Find the string "werden" in the entries and copy each line that has it.

────

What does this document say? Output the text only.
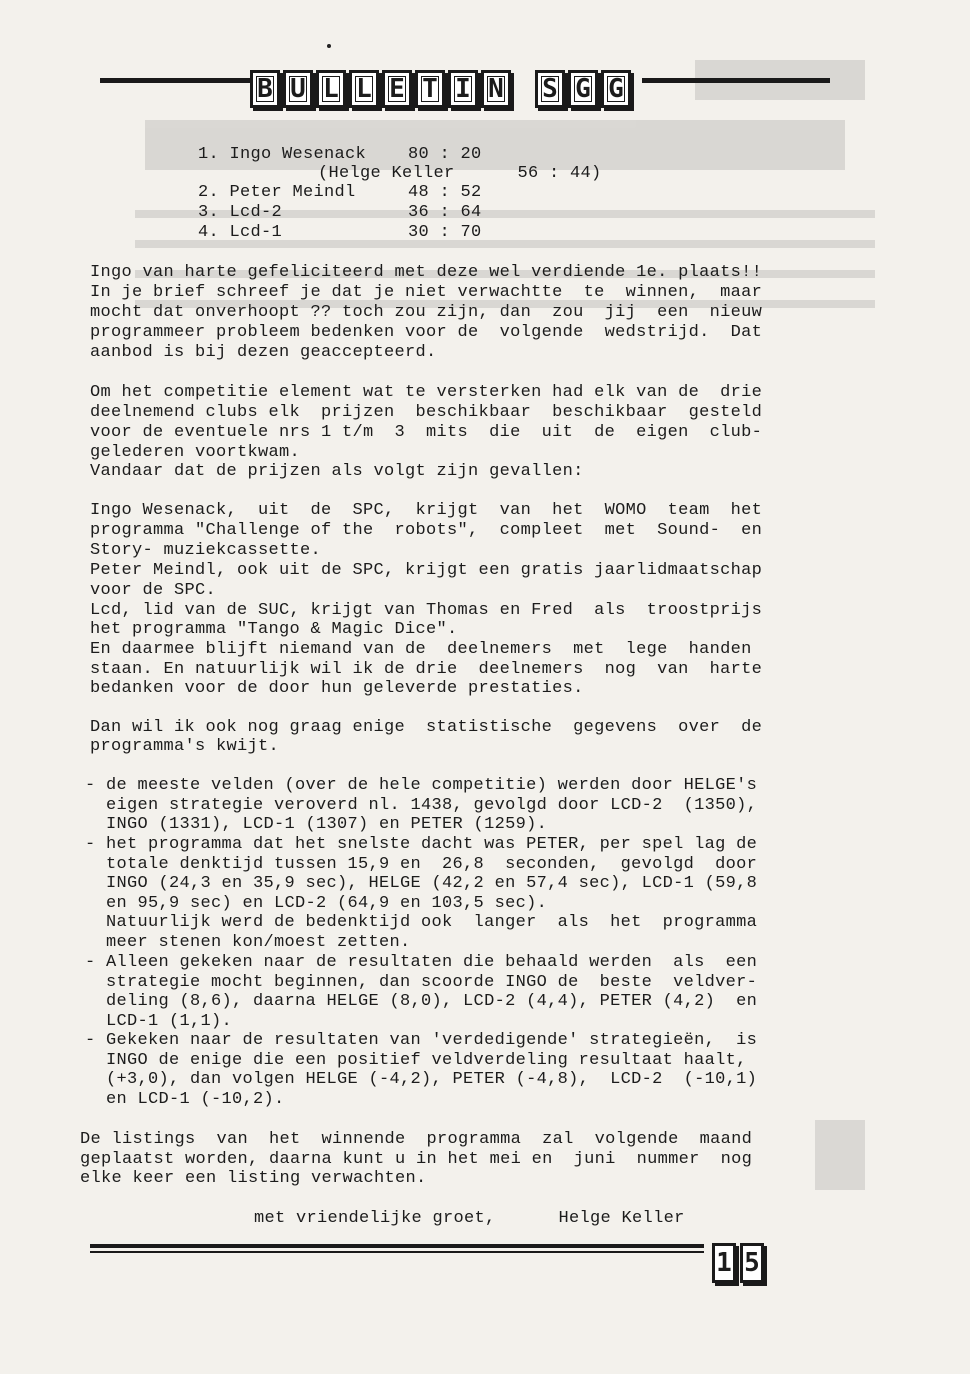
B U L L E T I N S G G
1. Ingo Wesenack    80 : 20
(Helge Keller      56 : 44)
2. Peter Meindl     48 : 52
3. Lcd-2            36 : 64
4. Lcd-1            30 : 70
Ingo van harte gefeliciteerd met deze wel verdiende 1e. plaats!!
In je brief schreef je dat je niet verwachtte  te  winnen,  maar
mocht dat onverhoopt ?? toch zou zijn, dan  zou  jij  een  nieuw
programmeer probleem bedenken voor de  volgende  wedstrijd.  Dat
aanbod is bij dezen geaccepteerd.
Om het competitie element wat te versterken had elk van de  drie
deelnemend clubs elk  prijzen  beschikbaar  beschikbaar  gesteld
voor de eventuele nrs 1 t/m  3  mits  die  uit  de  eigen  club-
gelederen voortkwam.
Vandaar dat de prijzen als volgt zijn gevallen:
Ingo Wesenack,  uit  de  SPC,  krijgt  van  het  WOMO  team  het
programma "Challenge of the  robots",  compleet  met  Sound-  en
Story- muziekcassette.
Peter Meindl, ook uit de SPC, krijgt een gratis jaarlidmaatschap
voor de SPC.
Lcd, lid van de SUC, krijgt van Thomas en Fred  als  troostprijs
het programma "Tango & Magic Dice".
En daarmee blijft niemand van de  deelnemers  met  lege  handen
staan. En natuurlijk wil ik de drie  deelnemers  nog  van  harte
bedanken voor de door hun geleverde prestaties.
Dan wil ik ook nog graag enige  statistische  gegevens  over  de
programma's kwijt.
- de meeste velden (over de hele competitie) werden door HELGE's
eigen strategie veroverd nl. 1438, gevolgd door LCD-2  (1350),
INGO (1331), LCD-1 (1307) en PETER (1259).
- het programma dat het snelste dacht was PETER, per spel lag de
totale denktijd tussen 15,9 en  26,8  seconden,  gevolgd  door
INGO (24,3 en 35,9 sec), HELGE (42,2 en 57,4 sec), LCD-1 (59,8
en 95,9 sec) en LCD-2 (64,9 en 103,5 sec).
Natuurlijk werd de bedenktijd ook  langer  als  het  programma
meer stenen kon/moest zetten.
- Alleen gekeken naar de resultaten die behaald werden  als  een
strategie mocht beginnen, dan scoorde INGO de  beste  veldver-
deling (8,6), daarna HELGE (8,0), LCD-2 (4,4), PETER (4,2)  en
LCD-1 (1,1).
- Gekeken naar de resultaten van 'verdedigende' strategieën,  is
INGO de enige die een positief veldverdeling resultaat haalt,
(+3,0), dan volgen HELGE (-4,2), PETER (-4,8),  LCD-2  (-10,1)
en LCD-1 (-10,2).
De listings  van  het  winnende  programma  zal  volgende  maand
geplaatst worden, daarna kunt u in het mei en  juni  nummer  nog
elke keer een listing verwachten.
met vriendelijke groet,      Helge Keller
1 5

────

## Full answer
- de meeste velden (over de hele competitie) werden door HELGE's
- Alleen gekeken naar de resultaten die behaald werden  als  een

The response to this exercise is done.